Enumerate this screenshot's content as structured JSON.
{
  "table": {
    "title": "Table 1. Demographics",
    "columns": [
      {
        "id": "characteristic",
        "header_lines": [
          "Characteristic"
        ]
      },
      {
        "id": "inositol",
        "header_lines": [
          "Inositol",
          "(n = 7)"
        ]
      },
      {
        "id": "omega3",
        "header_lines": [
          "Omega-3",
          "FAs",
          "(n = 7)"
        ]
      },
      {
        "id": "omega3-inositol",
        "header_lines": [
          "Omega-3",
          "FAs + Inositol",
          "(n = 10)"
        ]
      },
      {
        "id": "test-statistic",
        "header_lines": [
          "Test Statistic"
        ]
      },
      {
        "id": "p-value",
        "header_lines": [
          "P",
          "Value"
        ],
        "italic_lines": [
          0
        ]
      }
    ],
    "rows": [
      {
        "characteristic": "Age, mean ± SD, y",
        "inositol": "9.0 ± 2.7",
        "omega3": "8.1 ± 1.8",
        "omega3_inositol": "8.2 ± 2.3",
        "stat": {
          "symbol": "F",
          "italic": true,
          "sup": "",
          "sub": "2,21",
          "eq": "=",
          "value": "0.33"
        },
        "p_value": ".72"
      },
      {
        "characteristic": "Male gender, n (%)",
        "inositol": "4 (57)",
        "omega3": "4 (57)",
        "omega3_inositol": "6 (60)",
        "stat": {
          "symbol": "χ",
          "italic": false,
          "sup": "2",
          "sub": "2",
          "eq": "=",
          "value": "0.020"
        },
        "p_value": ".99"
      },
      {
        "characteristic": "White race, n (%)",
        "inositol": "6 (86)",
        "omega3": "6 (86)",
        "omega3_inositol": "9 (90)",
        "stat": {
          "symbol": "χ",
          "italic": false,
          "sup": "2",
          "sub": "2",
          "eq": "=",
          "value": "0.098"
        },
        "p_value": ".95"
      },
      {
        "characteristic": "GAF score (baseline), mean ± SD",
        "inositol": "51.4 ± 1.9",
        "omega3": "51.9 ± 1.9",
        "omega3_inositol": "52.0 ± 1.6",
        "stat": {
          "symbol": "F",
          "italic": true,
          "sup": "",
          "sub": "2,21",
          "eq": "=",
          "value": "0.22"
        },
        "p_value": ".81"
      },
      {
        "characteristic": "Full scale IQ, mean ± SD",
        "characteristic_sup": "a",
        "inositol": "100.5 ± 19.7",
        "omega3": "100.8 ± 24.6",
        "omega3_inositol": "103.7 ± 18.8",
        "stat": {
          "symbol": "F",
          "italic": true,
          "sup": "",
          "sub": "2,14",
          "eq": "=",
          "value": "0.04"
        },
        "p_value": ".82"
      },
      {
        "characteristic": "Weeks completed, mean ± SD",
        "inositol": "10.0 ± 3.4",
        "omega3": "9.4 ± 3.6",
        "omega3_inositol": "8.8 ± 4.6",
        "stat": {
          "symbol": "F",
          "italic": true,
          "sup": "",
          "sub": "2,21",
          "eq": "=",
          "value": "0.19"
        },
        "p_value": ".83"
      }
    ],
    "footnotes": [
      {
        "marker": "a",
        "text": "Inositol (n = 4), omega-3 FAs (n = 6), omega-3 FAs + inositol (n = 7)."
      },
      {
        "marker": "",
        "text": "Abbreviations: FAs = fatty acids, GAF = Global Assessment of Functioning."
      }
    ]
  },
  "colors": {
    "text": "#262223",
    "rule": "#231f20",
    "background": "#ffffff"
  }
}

▸ **The exercise**
Write the listing out again, exactly as it reads.

▸ **The solution**
Enumerate this screenshot's content as structured JSON.
{
  "table": {
    "title": "Table 1. Demographics",
    "columns": [
      {
        "id": "characteristic",
        "header_lines": [
          "Characteristic"
        ]
      },
      {
        "id": "inositol",
        "header_lines": [
          "Inositol",
          "(n = 7)"
        ]
      },
      {
        "id": "omega3",
        "header_lines": [
          "Omega-3",
          "FAs",
          "(n = 7)"
        ]
      },
      {
        "id": "omega3-inositol",
        "header_lines": [
          "Omega-3",
          "FAs + Inositol",
          "(n = 10)"
        ]
      },
      {
        "id": "test-statistic",
        "header_lines": [
          "Test Statistic"
        ]
      },
      {
        "id": "p-value",
        "header_lines": [
          "P",
          "Value"
        ],
        "italic_lines": [
          0
        ]
      }
    ],
    "rows": [
      {
        "characteristic": "Age, mean ± SD, y",
        "inositol": "9.0 ± 2.7",
        "omega3": "8.1 ± 1.8",
        "omega3_inositol": "8.2 ± 2.3",
        "stat": {
          "symbol": "F",
          "italic": true,
          "sup": "",
          "sub": "2,21",
          "eq": "=",
          "value": "0.33"
        },
        "p_value": ".72"
      },
      {
        "characteristic": "Male gender, n (%)",
        "inositol": "4 (57)",
        "omega3": "4 (57)",
        "omega3_inositol": "6 (60)",
        "stat": {
          "symbol": "χ",
          "italic": false,
          "sup": "2",
          "sub": "2",
          "eq": "=",
          "value": "0.020"
        },
        "p_value": ".99"
      },
      {
        "characteristic": "White race, n (%)",
        "inositol": "6 (86)",
        "omega3": "6 (86)",
        "omega3_inositol": "9 (90)",
        "stat": {
          "symbol": "χ",
          "italic": false,
          "sup": "2",
          "sub": "2",
          "eq": "=",
          "value": "0.098"
        },
        "p_value": ".95"
      },
      {
        "characteristic": "GAF score (baseline), mean ± SD",
        "inositol": "51.4 ± 1.9",
        "omega3": "51.9 ± 1.9",
        "omega3_inositol": "52.0 ± 1.6",
        "stat": {
          "symbol": "F",
          "italic": true,
          "sup": "",
          "sub": "2,21",
          "eq": "=",
          "value": "0.22"
        },
        "p_value": ".81"
      },
      {
        "characteristic": "Full scale IQ, mean ± SD",
        "characteristic_sup": "a",
        "inositol": "100.5 ± 19.7",
        "omega3": "100.8 ± 24.6",
        "omega3_inositol": "103.7 ± 18.8",
        "stat": {
          "symbol": "F",
          "italic": true,
          "sup": "",
          "sub": "2,14",
          "eq": "=",
          "value": "0.04"
        },
        "p_value": ".82"
      },
      {
        "characteristic": "Weeks completed, mean ± SD",
        "inositol": "10.0 ± 3.4",
        "omega3": "9.4 ± 3.6",
        "omega3_inositol": "8.8 ± 4.6",
        "stat": {
          "symbol": "F",
          "italic": true,
          "sup": "",
          "sub": "2,21",
          "eq": "=",
          "value": "0.19"
        },
        "p_value": ".83"
      }
    ],
    "footnotes": [
      {
        "marker": "a",
        "text": "Inositol (n = 4), omega-3 FAs (n = 6), omega-3 FAs + inositol (n = 7)."
      },
      {
        "marker": "",
        "text": "Abbreviations: FAs = fatty acids, GAF = Global Assessment of Functioning."
      }
    ]
  },
  "colors": {
    "text": "#262223",
    "rule": "#231f20",
    "background": "#ffffff"
  }
}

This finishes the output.